EXERCISE AIM
Find all lines in the listing that include the word "Horní", then copy them.

— BEGIN PROVIDED MATERIAL —

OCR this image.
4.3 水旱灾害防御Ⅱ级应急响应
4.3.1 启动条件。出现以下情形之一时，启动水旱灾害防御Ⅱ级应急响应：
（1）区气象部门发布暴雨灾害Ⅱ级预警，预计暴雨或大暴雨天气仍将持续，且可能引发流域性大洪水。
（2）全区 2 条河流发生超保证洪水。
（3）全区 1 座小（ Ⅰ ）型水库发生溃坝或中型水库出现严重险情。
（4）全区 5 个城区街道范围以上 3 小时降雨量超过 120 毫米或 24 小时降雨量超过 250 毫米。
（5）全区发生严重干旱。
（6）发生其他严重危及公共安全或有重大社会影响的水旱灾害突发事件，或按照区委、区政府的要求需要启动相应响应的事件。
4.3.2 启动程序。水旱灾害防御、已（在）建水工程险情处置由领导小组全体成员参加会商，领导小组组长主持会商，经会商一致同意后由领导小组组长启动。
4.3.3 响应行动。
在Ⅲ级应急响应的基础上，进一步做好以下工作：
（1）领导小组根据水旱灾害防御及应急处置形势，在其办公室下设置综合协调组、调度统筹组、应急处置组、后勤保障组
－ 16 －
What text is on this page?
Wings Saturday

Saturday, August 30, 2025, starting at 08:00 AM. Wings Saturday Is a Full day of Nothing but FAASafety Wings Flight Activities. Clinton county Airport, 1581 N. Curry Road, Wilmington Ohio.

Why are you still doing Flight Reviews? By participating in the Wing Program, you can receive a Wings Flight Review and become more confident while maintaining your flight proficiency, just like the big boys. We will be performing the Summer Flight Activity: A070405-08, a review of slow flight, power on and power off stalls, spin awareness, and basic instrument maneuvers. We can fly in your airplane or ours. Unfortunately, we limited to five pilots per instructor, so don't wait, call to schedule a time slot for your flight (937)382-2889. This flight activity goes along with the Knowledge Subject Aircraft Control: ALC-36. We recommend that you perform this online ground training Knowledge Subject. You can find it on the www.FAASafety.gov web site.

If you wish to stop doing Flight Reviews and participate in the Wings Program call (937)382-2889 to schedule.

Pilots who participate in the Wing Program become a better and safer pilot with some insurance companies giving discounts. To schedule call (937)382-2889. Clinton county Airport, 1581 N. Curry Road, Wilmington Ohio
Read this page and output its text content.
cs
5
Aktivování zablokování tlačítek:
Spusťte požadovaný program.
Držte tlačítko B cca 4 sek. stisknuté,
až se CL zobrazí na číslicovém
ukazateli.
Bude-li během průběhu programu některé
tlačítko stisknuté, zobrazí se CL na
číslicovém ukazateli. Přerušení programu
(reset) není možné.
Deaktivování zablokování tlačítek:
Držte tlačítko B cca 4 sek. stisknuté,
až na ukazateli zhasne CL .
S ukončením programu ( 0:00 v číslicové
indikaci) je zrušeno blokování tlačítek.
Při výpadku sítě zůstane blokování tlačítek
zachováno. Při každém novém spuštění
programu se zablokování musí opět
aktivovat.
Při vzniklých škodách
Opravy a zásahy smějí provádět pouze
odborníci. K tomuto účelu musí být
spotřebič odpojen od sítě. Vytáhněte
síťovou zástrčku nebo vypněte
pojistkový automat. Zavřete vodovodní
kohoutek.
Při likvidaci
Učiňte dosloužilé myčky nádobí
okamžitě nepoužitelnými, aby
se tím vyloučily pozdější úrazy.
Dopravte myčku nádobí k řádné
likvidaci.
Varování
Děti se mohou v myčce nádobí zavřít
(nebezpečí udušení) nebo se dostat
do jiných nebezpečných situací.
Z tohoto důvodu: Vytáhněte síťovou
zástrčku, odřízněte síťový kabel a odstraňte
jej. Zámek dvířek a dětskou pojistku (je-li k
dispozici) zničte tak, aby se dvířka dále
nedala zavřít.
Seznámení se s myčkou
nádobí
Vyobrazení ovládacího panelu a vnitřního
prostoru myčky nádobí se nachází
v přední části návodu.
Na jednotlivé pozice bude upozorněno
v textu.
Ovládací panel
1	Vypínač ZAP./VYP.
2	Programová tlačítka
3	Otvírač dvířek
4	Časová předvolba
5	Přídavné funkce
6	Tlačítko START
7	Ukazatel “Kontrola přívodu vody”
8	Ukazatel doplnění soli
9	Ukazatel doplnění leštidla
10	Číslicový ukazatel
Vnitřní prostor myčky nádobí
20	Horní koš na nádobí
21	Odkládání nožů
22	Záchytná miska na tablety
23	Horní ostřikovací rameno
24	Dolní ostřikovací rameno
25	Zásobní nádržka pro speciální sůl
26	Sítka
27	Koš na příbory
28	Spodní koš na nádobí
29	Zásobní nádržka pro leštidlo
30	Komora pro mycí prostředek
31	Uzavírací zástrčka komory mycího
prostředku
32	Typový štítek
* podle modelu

— END PROVIDED MATERIAL —

WRITTEN SOLUTION
20	Horní koš na nádobí
23	Horní ostřikovací rameno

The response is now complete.